*EXERCISE*
Without the pictures, copy all the entries below exactly.

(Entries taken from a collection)
— BEGIN —

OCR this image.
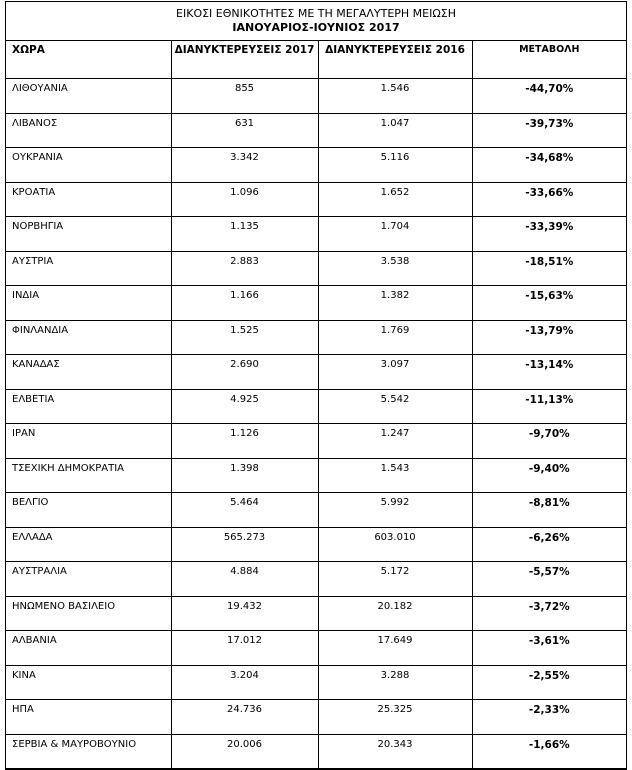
ΕΙΚΟΣΙ ΕΘΝΙΚΟΤΗΤΕΣ ΜΕ ΤΗ ΜΕΓΑΛΥΤΕΡΗ ΜΕΙΩΣΗ
ΙΑΝΟΥΑΡΙΟΣ-ΙΟΥΝΙΟΣ 2017			

ΧΩΡΑ	ΔΙΑΝΥΚΤΕΡΕΥΣΕΙΣ 2017	ΔΙΑΝΥΚΤΕΡΕΥΣΕΙΣ 2016	ΜΕΤΑΒΟΛΗ
ΛΙΘΟΥΑΝΙΑ	855	1.546	-44,70%
ΛΙΒΑΝΟΣ	631	1.047	-39,73%
ΟΥΚΡΑΝΙΑ	3.342	5.116	-34,68%
ΚΡΟΑΤΙΑ	1.096	1.652	-33,66%
ΝΟΡΒΗΓΙΑ	1.135	1.704	-33,39%
ΑΥΣΤΡΙΑ	2.883	3.538	-18,51%
ΙΝΔΙΑ	1.166	1.382	-15,63%
ΦΙΝΛΑΝΔΙΑ	1.525	1.769	-13,79%
ΚΑΝΑΔΑΣ	2.690	3.097	-13,14%
ΕΛΒΕΤΙΑ	4.925	5.542	-11,13%
ΙΡΑΝ	1.126	1.247	-9,70%
ΤΣΕΧΙΚΗ ΔΗΜΟΚΡΑΤΙΑ	1.398	1.543	-9,40%
ΒΕΛΓΙΟ	5.464	5.992	-8,81%
ΕΛΛΑΔΑ	565.273	603.010	-6,26%
ΑΥΣΤΡΑΛΙΑ	4.884	5.172	-5,57%
ΗΝΩΜΕΝΟ ΒΑΣΙΛΕΙΟ	19.432	20.182	-3,72%
ΑΛΒΑΝΙΑ	17.012	17.649	-3,61%
ΚΙΝΑ	3.204	3.288	-2,55%
ΗΠΑ	24.736	25.325	-2,33%
ΣΕΡΒΙΑ & ΜΑΥΡΟΒΟΥΝΙΟ	20.006	20.343	-1,66%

— END —

*OUTPUT FOR THIS TASK*
OCR this image.
ΕΙΚΟΣΙ ΕΘΝΙΚΟΤΗΤΕΣ ΜΕ ΤΗ ΜΕΓΑΛΥΤΕΡΗ ΜΕΙΩΣΗ
ΙΑΝΟΥΑΡΙΟΣ-ΙΟΥΝΙΟΣ 2017			

ΧΩΡΑ	ΔΙΑΝΥΚΤΕΡΕΥΣΕΙΣ 2017	ΔΙΑΝΥΚΤΕΡΕΥΣΕΙΣ 2016	ΜΕΤΑΒΟΛΗ
ΛΙΘΟΥΑΝΙΑ	855	1.546	-44,70%
ΛΙΒΑΝΟΣ	631	1.047	-39,73%
ΟΥΚΡΑΝΙΑ	3.342	5.116	-34,68%
ΚΡΟΑΤΙΑ	1.096	1.652	-33,66%
ΝΟΡΒΗΓΙΑ	1.135	1.704	-33,39%
ΑΥΣΤΡΙΑ	2.883	3.538	-18,51%
ΙΝΔΙΑ	1.166	1.382	-15,63%
ΦΙΝΛΑΝΔΙΑ	1.525	1.769	-13,79%
ΚΑΝΑΔΑΣ	2.690	3.097	-13,14%
ΕΛΒΕΤΙΑ	4.925	5.542	-11,13%
ΙΡΑΝ	1.126	1.247	-9,70%
ΤΣΕΧΙΚΗ ΔΗΜΟΚΡΑΤΙΑ	1.398	1.543	-9,40%
ΒΕΛΓΙΟ	5.464	5.992	-8,81%
ΕΛΛΑΔΑ	565.273	603.010	-6,26%
ΑΥΣΤΡΑΛΙΑ	4.884	5.172	-5,57%
ΗΝΩΜΕΝΟ ΒΑΣΙΛΕΙΟ	19.432	20.182	-3,72%
ΑΛΒΑΝΙΑ	17.012	17.649	-3,61%
ΚΙΝΑ	3.204	3.288	-2,55%
ΗΠΑ	24.736	25.325	-2,33%
ΣΕΡΒΙΑ & ΜΑΥΡΟΒΟΥΝΙΟ	20.006	20.343	-1,66%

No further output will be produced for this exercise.